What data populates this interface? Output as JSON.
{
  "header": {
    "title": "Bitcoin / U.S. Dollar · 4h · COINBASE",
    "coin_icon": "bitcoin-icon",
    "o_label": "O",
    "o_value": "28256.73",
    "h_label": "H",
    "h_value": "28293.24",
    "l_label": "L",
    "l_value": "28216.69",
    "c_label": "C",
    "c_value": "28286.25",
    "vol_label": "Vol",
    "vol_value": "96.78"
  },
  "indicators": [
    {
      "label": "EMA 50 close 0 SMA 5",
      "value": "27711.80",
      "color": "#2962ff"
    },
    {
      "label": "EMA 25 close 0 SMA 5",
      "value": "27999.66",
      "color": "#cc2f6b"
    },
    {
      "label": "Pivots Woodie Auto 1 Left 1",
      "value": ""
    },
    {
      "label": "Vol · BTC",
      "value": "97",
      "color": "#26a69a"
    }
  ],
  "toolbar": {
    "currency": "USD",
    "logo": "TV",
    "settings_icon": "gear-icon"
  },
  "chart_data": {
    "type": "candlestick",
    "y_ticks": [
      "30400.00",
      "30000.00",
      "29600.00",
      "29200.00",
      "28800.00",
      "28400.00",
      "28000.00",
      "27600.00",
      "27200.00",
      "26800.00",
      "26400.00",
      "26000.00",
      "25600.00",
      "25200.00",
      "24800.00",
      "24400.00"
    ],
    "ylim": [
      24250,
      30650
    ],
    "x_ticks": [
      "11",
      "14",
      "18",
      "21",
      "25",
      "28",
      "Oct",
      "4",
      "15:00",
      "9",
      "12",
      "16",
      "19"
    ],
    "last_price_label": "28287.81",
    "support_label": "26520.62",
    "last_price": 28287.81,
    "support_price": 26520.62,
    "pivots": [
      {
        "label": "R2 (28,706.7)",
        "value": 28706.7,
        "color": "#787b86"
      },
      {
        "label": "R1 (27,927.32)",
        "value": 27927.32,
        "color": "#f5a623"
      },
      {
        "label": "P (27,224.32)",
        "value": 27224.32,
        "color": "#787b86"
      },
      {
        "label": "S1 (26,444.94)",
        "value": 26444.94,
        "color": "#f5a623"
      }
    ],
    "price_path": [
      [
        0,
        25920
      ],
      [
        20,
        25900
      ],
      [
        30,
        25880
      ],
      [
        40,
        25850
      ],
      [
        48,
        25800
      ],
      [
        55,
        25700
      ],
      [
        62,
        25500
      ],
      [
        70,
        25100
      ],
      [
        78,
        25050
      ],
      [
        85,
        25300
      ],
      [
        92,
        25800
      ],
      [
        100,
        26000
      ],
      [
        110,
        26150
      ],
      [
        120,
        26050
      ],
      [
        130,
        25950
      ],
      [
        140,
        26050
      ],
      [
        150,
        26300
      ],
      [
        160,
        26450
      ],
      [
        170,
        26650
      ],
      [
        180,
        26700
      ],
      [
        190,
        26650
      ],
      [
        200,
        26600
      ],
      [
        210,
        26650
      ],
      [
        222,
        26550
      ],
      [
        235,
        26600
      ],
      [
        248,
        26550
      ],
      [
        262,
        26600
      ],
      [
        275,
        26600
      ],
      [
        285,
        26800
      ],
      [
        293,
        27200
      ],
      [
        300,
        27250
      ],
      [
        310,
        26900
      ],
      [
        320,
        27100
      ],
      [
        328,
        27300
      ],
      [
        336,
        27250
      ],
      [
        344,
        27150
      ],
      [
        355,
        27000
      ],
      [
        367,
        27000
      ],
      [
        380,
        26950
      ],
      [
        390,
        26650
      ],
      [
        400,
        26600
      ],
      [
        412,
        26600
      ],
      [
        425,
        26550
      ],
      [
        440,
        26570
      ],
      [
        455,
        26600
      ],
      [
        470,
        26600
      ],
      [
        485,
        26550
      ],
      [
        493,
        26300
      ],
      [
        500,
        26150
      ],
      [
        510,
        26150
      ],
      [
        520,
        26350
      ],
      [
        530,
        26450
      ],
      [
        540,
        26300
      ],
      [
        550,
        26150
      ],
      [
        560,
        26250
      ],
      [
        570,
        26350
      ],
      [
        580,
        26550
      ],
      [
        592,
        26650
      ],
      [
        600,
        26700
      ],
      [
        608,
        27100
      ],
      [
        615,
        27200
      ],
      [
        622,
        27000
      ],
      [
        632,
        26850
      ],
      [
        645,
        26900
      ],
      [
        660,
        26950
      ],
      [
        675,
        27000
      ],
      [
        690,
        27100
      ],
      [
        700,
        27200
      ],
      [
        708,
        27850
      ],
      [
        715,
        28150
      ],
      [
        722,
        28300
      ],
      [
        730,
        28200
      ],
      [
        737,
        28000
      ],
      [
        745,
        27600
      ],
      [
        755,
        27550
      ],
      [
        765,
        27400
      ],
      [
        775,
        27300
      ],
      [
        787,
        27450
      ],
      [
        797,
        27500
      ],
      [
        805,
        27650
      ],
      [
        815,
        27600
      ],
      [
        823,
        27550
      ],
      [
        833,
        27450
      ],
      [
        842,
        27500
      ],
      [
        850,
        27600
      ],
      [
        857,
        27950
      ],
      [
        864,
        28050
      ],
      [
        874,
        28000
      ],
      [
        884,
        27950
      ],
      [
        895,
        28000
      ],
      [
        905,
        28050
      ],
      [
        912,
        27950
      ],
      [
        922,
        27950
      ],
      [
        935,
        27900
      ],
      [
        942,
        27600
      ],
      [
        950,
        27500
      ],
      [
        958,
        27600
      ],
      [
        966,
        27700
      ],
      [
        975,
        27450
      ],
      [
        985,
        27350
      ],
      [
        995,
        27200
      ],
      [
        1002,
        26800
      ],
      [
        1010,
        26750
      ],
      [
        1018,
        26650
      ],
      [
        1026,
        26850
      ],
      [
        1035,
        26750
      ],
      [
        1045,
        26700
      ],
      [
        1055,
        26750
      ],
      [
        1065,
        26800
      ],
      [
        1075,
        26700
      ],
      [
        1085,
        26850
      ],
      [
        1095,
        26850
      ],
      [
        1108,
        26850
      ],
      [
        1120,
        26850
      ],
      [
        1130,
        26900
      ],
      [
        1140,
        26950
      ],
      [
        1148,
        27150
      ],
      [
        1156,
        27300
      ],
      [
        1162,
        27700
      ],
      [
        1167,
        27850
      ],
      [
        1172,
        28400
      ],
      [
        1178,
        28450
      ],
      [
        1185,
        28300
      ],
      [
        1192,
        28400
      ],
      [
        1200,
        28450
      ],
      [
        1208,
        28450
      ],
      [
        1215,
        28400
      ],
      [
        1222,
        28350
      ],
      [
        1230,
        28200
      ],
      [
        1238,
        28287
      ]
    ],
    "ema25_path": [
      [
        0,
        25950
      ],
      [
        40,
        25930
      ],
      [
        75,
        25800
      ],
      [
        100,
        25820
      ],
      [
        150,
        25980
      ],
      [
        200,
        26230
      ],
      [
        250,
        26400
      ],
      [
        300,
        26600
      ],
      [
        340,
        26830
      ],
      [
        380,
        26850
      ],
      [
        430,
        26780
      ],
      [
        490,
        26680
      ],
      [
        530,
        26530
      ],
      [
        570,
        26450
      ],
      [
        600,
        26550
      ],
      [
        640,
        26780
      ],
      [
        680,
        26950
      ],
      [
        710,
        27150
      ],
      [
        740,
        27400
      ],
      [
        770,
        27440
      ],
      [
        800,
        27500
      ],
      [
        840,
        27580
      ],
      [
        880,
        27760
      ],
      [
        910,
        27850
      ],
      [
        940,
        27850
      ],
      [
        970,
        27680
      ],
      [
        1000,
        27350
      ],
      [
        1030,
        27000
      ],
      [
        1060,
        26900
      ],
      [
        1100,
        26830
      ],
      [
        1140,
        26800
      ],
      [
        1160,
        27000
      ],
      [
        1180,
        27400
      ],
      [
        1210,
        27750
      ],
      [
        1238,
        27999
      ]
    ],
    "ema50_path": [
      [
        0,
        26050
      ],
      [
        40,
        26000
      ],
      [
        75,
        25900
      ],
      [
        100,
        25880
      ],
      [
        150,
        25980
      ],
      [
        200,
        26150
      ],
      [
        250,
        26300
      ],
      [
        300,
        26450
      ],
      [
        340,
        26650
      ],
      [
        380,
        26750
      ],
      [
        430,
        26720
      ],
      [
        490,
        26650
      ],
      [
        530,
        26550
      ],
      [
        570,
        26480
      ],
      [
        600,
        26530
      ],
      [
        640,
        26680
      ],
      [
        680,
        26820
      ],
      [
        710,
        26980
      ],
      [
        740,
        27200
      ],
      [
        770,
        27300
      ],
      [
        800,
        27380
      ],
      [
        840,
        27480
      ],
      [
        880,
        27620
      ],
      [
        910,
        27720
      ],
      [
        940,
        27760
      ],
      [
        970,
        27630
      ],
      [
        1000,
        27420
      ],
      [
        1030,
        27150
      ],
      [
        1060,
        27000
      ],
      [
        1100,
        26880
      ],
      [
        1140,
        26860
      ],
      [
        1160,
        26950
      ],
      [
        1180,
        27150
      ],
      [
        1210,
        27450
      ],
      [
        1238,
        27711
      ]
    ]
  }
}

==========

§ Task statement:
Of the lines in the entries above, how many include "close"? Only the number should be given.

§ Exercise answer:
2